▶ [EXERCISE INSTRUCTIONS] Print the listing as it stands, omitting all images.

---- DATA SUPPLIED

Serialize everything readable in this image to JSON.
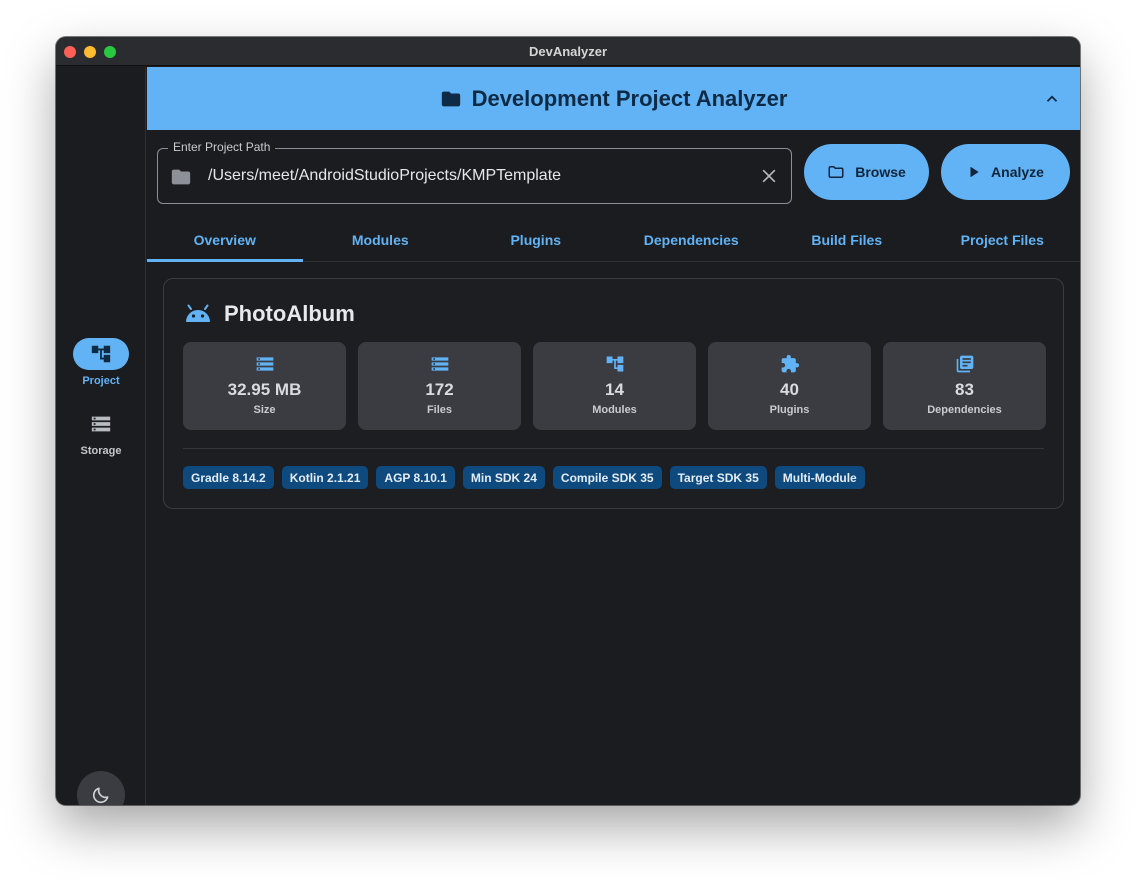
{
  "window": {
    "title": "DevAnalyzer"
  },
  "sidebar": {
    "items": [
      {
        "label": "Project",
        "icon": "project-tree-icon",
        "active": true
      },
      {
        "label": "Storage",
        "icon": "storage-icon",
        "active": false
      }
    ],
    "theme_toggle": {
      "icon": "moon-icon"
    }
  },
  "header": {
    "title": "Development Project Analyzer",
    "icon": "folder-icon",
    "collapse_icon": "chevron-up-icon"
  },
  "path_field": {
    "legend": "Enter Project Path",
    "value": "/Users/meet/AndroidStudioProjects/KMPTemplate"
  },
  "buttons": {
    "browse": "Browse",
    "analyze": "Analyze"
  },
  "tabs": [
    "Overview",
    "Modules",
    "Plugins",
    "Dependencies",
    "Build Files",
    "Project Files"
  ],
  "active_tab": "Overview",
  "project": {
    "name": "PhotoAlbum",
    "icon": "android-icon",
    "stats": [
      {
        "value": "32.95 MB",
        "label": "Size",
        "icon": "storage-icon"
      },
      {
        "value": "172",
        "label": "Files",
        "icon": "storage-icon"
      },
      {
        "value": "14",
        "label": "Modules",
        "icon": "project-tree-icon"
      },
      {
        "value": "40",
        "label": "Plugins",
        "icon": "puzzle-icon"
      },
      {
        "value": "83",
        "label": "Dependencies",
        "icon": "library-icon"
      }
    ],
    "badges": [
      "Gradle 8.14.2",
      "Kotlin 2.1.21",
      "AGP 8.10.1",
      "Min SDK 24",
      "Compile SDK 35",
      "Target SDK 35",
      "Multi-Module"
    ]
  },
  "colors": {
    "accent": "#61b3f5",
    "background": "#1b1c1f",
    "card": "#3a3c41",
    "badge": "#0e4a7d"
  }
}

--------

▶ [SOLUTION TO THE EXERCISE]
Serialize everything readable in this image to JSON.
{
  "window": {
    "title": "DevAnalyzer"
  },
  "sidebar": {
    "items": [
      {
        "label": "Project",
        "icon": "project-tree-icon",
        "active": true
      },
      {
        "label": "Storage",
        "icon": "storage-icon",
        "active": false
      }
    ],
    "theme_toggle": {
      "icon": "moon-icon"
    }
  },
  "header": {
    "title": "Development Project Analyzer",
    "icon": "folder-icon",
    "collapse_icon": "chevron-up-icon"
  },
  "path_field": {
    "legend": "Enter Project Path",
    "value": "/Users/meet/AndroidStudioProjects/KMPTemplate"
  },
  "buttons": {
    "browse": "Browse",
    "analyze": "Analyze"
  },
  "tabs": [
    "Overview",
    "Modules",
    "Plugins",
    "Dependencies",
    "Build Files",
    "Project Files"
  ],
  "active_tab": "Overview",
  "project": {
    "name": "PhotoAlbum",
    "icon": "android-icon",
    "stats": [
      {
        "value": "32.95 MB",
        "label": "Size",
        "icon": "storage-icon"
      },
      {
        "value": "172",
        "label": "Files",
        "icon": "storage-icon"
      },
      {
        "value": "14",
        "label": "Modules",
        "icon": "project-tree-icon"
      },
      {
        "value": "40",
        "label": "Plugins",
        "icon": "puzzle-icon"
      },
      {
        "value": "83",
        "label": "Dependencies",
        "icon": "library-icon"
      }
    ],
    "badges": [
      "Gradle 8.14.2",
      "Kotlin 2.1.21",
      "AGP 8.10.1",
      "Min SDK 24",
      "Compile SDK 35",
      "Target SDK 35",
      "Multi-Module"
    ]
  },
  "colors": {
    "accent": "#61b3f5",
    "background": "#1b1c1f",
    "card": "#3a3c41",
    "badge": "#0e4a7d"
  }
}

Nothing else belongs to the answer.